Task to carry out
Identify all lines in the listing that include the word "利润取费按", and copy them out.

Record extracts

+++

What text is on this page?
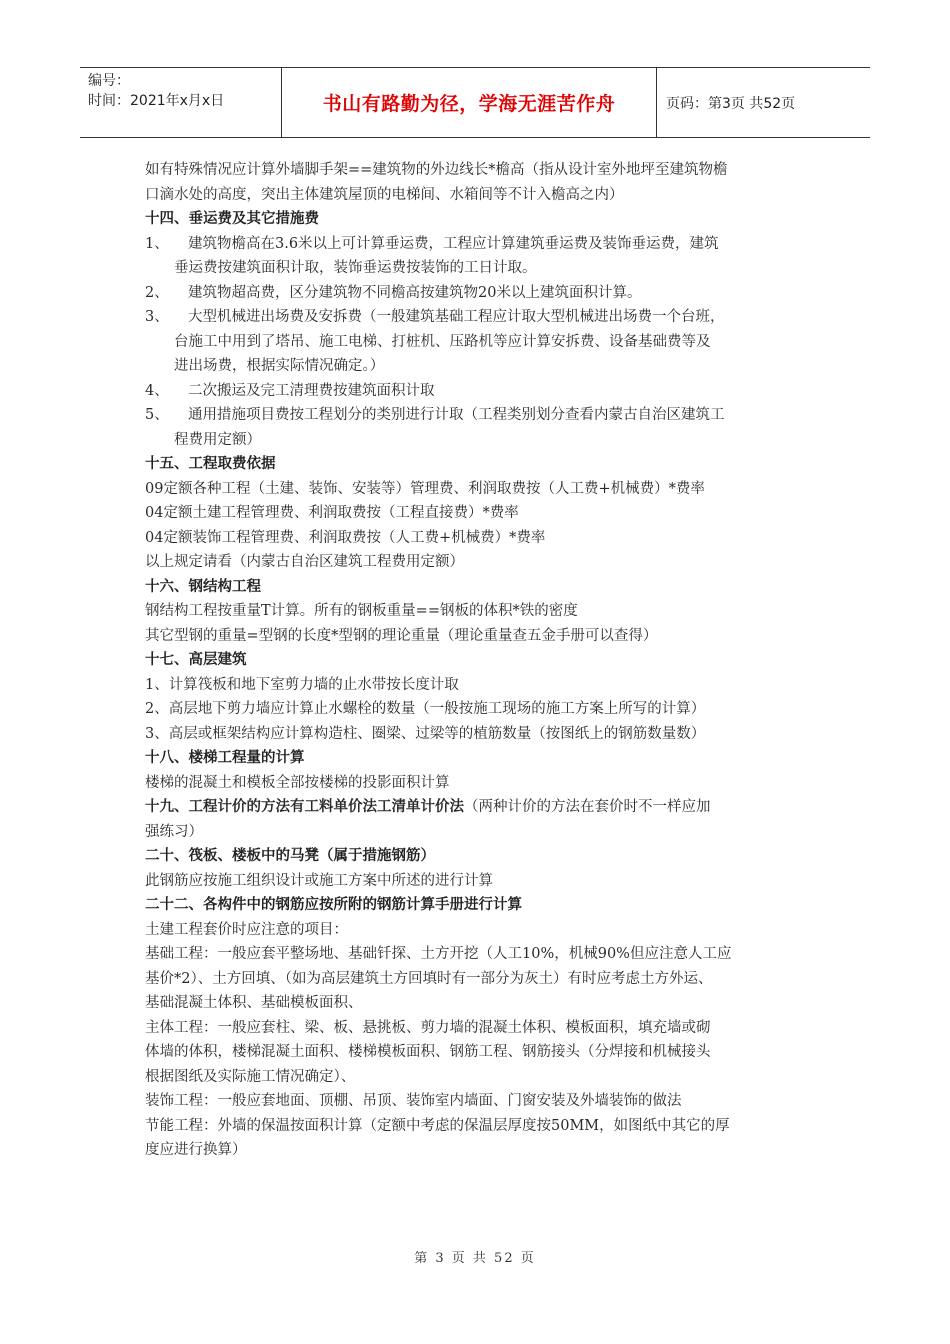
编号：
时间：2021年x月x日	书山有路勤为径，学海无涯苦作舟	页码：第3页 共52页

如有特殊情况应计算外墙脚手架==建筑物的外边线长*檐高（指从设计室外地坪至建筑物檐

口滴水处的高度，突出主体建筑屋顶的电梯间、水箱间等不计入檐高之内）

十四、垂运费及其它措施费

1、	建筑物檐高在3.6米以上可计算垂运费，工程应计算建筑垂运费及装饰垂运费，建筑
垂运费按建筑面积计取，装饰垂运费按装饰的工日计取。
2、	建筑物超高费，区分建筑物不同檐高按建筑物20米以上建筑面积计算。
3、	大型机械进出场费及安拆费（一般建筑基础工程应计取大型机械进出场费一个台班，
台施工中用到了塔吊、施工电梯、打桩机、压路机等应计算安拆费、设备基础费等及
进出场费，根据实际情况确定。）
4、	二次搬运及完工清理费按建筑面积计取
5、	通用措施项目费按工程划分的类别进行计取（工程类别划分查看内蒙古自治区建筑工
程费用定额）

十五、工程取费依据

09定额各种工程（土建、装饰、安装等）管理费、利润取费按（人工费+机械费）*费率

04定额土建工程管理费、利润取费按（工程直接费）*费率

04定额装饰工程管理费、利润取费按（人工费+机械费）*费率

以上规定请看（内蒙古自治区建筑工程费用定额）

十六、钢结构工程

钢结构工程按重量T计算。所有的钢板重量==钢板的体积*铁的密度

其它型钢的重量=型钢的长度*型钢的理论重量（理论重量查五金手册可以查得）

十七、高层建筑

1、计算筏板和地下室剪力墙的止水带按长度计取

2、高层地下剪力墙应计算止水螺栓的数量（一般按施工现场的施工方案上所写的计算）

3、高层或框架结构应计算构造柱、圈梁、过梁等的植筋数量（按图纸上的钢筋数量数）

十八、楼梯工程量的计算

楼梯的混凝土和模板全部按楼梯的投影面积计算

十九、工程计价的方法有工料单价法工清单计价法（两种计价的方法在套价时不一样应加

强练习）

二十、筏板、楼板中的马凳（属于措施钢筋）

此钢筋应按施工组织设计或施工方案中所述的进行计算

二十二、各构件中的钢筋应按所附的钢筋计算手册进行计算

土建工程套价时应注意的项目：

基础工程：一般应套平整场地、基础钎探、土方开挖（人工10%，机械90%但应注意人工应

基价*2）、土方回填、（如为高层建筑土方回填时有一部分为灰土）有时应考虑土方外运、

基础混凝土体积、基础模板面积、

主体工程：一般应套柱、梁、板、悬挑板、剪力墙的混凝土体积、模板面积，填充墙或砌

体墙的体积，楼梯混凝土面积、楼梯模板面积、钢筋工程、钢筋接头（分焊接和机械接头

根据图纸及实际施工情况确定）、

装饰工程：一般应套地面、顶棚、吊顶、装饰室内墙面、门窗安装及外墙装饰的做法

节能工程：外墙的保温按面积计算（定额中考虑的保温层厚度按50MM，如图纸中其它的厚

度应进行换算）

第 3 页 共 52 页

+++

Correct result
09定额各种工程（土建、装饰、安装等）管理费、利润取费按（人工费+机械费）*费率
04定额土建工程管理费、利润取费按（工程直接费）*费率
04定额装饰工程管理费、利润取费按（人工费+机械费）*费率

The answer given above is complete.